CHALLENGE. Locate the word "this" in the material, then show every line that holds it.
[Start]
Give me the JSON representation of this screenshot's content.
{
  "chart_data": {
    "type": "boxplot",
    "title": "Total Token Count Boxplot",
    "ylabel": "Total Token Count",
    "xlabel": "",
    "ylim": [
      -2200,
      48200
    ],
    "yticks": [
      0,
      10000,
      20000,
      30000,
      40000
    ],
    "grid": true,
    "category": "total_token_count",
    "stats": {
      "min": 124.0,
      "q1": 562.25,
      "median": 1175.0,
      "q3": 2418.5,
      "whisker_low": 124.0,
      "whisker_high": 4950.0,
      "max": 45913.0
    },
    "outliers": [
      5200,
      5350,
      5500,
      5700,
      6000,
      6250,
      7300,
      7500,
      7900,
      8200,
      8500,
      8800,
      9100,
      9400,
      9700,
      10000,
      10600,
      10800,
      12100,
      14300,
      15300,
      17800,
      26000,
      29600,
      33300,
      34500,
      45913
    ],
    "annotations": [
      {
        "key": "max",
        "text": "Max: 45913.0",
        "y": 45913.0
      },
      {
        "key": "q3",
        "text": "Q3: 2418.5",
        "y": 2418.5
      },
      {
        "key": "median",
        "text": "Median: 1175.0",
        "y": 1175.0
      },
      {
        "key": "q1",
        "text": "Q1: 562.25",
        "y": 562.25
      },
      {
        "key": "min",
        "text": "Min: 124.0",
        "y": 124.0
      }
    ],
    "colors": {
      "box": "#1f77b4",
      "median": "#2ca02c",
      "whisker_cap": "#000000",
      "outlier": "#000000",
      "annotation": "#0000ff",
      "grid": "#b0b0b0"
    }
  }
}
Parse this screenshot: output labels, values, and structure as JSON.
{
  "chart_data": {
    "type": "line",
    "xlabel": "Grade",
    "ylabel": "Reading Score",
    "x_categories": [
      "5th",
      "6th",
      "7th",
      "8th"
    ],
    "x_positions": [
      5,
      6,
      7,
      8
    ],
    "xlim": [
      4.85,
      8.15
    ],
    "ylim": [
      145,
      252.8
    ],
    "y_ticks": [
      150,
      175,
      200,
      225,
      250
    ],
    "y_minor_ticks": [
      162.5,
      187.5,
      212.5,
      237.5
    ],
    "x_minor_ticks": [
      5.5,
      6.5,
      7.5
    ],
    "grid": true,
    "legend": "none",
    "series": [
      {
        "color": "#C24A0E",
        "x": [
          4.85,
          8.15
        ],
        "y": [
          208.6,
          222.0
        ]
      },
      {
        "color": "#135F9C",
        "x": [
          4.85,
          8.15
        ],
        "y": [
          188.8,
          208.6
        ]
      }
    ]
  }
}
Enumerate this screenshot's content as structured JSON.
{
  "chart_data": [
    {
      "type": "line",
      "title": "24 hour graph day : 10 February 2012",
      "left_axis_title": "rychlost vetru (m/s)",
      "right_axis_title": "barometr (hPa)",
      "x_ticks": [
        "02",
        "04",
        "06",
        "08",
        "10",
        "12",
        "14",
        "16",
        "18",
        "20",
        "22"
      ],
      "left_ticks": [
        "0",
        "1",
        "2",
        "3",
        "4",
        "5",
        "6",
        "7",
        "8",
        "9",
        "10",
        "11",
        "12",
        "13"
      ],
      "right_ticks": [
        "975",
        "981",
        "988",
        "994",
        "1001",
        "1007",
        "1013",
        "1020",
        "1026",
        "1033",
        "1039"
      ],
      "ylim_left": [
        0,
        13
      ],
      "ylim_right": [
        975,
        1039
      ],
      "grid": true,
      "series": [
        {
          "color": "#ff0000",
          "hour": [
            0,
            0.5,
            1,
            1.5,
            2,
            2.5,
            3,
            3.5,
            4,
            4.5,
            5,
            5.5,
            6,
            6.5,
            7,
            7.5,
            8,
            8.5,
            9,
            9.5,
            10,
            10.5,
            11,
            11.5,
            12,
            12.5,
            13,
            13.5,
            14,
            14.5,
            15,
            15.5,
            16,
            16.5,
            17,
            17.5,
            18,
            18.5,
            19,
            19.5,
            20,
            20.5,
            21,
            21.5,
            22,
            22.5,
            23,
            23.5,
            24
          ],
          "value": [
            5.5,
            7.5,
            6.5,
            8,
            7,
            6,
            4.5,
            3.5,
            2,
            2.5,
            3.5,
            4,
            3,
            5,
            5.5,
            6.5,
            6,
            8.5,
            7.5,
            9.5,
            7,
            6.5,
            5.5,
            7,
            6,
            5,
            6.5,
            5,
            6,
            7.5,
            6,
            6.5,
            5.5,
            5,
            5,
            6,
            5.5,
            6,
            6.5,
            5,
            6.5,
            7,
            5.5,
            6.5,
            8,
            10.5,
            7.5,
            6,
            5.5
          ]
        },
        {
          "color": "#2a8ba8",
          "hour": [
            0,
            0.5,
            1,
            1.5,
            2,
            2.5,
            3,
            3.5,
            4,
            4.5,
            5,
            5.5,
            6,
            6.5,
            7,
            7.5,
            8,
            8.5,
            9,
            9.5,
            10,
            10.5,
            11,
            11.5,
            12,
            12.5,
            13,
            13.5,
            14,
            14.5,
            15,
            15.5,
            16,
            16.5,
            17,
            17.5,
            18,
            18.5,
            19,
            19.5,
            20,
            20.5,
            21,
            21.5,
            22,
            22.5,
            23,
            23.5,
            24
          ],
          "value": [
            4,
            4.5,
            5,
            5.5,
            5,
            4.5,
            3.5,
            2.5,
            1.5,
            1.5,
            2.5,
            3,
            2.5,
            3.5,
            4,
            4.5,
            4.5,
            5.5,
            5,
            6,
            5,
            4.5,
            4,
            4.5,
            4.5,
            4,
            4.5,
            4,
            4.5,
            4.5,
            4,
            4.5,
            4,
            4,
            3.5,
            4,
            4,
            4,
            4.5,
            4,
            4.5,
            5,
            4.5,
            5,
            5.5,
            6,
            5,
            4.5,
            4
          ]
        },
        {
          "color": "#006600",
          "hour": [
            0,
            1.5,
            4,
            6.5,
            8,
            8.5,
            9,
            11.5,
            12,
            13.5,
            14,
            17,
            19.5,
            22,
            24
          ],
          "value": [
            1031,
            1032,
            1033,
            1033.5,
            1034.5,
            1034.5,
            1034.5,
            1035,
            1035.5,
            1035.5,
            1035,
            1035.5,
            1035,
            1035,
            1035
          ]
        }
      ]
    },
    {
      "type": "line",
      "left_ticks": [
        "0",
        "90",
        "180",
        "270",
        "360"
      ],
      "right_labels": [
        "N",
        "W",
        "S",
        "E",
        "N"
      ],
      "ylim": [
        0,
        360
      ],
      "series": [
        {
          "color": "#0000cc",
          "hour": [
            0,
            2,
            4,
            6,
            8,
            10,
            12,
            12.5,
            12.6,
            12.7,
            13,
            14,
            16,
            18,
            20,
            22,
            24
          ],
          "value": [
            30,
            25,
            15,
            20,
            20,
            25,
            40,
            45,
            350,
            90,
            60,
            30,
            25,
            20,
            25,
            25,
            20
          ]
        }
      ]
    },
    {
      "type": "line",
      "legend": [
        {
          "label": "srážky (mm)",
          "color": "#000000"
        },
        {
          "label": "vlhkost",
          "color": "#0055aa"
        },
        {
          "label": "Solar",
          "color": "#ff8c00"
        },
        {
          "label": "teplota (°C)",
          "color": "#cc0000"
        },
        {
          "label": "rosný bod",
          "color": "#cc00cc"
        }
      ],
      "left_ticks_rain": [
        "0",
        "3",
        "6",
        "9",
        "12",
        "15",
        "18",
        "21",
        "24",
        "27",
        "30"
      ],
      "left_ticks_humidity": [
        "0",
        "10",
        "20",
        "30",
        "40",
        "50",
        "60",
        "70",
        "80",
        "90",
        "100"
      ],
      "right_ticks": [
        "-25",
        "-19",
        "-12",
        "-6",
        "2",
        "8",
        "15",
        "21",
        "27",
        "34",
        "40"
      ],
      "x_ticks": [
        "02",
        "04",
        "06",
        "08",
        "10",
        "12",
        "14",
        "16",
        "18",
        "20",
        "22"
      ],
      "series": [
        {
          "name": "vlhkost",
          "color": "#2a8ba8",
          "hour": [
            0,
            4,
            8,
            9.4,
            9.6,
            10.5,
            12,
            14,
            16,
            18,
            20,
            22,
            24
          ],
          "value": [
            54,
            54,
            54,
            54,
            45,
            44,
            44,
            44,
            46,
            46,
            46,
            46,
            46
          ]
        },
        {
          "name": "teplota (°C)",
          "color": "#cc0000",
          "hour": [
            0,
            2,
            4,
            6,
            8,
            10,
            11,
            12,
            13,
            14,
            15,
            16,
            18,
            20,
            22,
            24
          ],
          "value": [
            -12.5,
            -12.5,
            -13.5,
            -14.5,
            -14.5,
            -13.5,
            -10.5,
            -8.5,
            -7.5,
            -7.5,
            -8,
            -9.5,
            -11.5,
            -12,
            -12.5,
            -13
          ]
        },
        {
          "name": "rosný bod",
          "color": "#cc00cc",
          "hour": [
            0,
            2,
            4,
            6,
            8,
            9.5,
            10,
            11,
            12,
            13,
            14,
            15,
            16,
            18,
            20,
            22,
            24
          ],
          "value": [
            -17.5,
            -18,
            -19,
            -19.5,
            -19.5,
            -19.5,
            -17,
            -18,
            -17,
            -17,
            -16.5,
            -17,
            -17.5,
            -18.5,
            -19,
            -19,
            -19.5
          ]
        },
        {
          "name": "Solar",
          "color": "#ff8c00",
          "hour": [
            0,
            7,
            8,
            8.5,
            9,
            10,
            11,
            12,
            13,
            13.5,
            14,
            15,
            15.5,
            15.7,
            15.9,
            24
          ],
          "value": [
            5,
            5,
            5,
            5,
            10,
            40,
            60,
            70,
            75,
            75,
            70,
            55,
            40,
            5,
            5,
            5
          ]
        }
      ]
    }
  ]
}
[End]
TASK RESULT.
Give me the JSON representation of this screenshot's content.
Parse this screenshot: output labels, values, and structure as JSON.
Enumerate this screenshot's content as structured JSON.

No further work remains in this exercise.